- **EXERCISE GOAL**: Transcribe all records exactly.

### PROVIDED RECORDS ###

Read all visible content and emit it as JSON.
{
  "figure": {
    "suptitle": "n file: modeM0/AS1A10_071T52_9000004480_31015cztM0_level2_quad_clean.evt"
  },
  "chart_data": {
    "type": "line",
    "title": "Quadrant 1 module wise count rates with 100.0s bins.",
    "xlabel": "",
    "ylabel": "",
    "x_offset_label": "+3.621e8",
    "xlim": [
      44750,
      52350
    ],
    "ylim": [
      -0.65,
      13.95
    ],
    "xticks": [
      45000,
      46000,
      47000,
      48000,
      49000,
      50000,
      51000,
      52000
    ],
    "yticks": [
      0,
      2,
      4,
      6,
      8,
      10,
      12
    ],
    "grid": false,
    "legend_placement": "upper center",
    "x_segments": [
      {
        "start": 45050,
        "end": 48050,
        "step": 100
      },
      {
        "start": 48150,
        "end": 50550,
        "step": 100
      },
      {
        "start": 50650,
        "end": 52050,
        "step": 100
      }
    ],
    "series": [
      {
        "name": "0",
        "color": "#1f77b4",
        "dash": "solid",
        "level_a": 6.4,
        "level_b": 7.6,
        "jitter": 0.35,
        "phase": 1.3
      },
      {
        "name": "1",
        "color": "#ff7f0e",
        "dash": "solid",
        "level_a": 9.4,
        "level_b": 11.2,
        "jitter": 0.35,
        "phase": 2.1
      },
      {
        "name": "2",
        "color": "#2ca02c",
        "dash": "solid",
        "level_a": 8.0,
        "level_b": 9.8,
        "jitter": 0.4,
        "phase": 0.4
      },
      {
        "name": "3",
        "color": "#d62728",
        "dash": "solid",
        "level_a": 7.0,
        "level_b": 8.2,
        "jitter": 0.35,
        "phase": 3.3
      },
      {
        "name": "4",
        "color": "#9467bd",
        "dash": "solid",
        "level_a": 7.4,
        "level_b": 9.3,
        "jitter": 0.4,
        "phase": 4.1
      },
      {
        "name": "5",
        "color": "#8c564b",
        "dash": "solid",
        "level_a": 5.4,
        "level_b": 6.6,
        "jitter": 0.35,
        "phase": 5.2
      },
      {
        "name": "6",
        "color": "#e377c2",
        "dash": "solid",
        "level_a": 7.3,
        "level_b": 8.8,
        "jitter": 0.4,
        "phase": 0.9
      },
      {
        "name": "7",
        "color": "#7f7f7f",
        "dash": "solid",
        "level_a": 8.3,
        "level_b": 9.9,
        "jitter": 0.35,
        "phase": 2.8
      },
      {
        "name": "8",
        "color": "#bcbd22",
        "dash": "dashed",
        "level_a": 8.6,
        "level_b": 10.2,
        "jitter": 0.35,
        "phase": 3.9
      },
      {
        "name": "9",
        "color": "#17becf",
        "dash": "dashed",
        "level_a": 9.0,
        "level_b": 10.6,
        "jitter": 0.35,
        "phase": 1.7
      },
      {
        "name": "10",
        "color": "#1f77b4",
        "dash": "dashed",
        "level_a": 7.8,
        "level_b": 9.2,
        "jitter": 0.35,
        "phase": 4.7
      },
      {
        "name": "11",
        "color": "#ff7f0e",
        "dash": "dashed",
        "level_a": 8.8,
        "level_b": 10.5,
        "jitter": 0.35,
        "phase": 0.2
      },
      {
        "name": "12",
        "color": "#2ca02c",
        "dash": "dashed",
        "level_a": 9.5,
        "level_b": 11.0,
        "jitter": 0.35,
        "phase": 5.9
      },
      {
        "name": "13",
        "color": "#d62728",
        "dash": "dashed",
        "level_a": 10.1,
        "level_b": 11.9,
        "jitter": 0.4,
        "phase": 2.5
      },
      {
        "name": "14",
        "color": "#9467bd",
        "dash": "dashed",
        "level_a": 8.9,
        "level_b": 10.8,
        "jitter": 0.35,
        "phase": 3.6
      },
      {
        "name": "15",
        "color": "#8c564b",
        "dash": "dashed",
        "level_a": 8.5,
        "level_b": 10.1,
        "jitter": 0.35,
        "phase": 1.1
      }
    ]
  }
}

###

- **THE SOLUTION**:
Read all visible content and emit it as JSON.
{
  "figure": {
    "suptitle": "n file: modeM0/AS1A10_071T52_9000004480_31015cztM0_level2_quad_clean.evt"
  },
  "chart_data": {
    "type": "line",
    "title": "Quadrant 1 module wise count rates with 100.0s bins.",
    "xlabel": "",
    "ylabel": "",
    "x_offset_label": "+3.621e8",
    "xlim": [
      44750,
      52350
    ],
    "ylim": [
      -0.65,
      13.95
    ],
    "xticks": [
      45000,
      46000,
      47000,
      48000,
      49000,
      50000,
      51000,
      52000
    ],
    "yticks": [
      0,
      2,
      4,
      6,
      8,
      10,
      12
    ],
    "grid": false,
    "legend_placement": "upper center",
    "x_segments": [
      {
        "start": 45050,
        "end": 48050,
        "step": 100
      },
      {
        "start": 48150,
        "end": 50550,
        "step": 100
      },
      {
        "start": 50650,
        "end": 52050,
        "step": 100
      }
    ],
    "series": [
      {
        "name": "0",
        "color": "#1f77b4",
        "dash": "solid",
        "level_a": 6.4,
        "level_b": 7.6,
        "jitter": 0.35,
        "phase": 1.3
      },
      {
        "name": "1",
        "color": "#ff7f0e",
        "dash": "solid",
        "level_a": 9.4,
        "level_b": 11.2,
        "jitter": 0.35,
        "phase": 2.1
      },
      {
        "name": "2",
        "color": "#2ca02c",
        "dash": "solid",
        "level_a": 8.0,
        "level_b": 9.8,
        "jitter": 0.4,
        "phase": 0.4
      },
      {
        "name": "3",
        "color": "#d62728",
        "dash": "solid",
        "level_a": 7.0,
        "level_b": 8.2,
        "jitter": 0.35,
        "phase": 3.3
      },
      {
        "name": "4",
        "color": "#9467bd",
        "dash": "solid",
        "level_a": 7.4,
        "level_b": 9.3,
        "jitter": 0.4,
        "phase": 4.1
      },
      {
        "name": "5",
        "color": "#8c564b",
        "dash": "solid",
        "level_a": 5.4,
        "level_b": 6.6,
        "jitter": 0.35,
        "phase": 5.2
      },
      {
        "name": "6",
        "color": "#e377c2",
        "dash": "solid",
        "level_a": 7.3,
        "level_b": 8.8,
        "jitter": 0.4,
        "phase": 0.9
      },
      {
        "name": "7",
        "color": "#7f7f7f",
        "dash": "solid",
        "level_a": 8.3,
        "level_b": 9.9,
        "jitter": 0.35,
        "phase": 2.8
      },
      {
        "name": "8",
        "color": "#bcbd22",
        "dash": "dashed",
        "level_a": 8.6,
        "level_b": 10.2,
        "jitter": 0.35,
        "phase": 3.9
      },
      {
        "name": "9",
        "color": "#17becf",
        "dash": "dashed",
        "level_a": 9.0,
        "level_b": 10.6,
        "jitter": 0.35,
        "phase": 1.7
      },
      {
        "name": "10",
        "color": "#1f77b4",
        "dash": "dashed",
        "level_a": 7.8,
        "level_b": 9.2,
        "jitter": 0.35,
        "phase": 4.7
      },
      {
        "name": "11",
        "color": "#ff7f0e",
        "dash": "dashed",
        "level_a": 8.8,
        "level_b": 10.5,
        "jitter": 0.35,
        "phase": 0.2
      },
      {
        "name": "12",
        "color": "#2ca02c",
        "dash": "dashed",
        "level_a": 9.5,
        "level_b": 11.0,
        "jitter": 0.35,
        "phase": 5.9
      },
      {
        "name": "13",
        "color": "#d62728",
        "dash": "dashed",
        "level_a": 10.1,
        "level_b": 11.9,
        "jitter": 0.4,
        "phase": 2.5
      },
      {
        "name": "14",
        "color": "#9467bd",
        "dash": "dashed",
        "level_a": 8.9,
        "level_b": 10.8,
        "jitter": 0.35,
        "phase": 3.6
      },
      {
        "name": "15",
        "color": "#8c564b",
        "dash": "dashed",
        "level_a": 8.5,
        "level_b": 10.1,
        "jitter": 0.35,
        "phase": 1.1
      }
    ]
  }
}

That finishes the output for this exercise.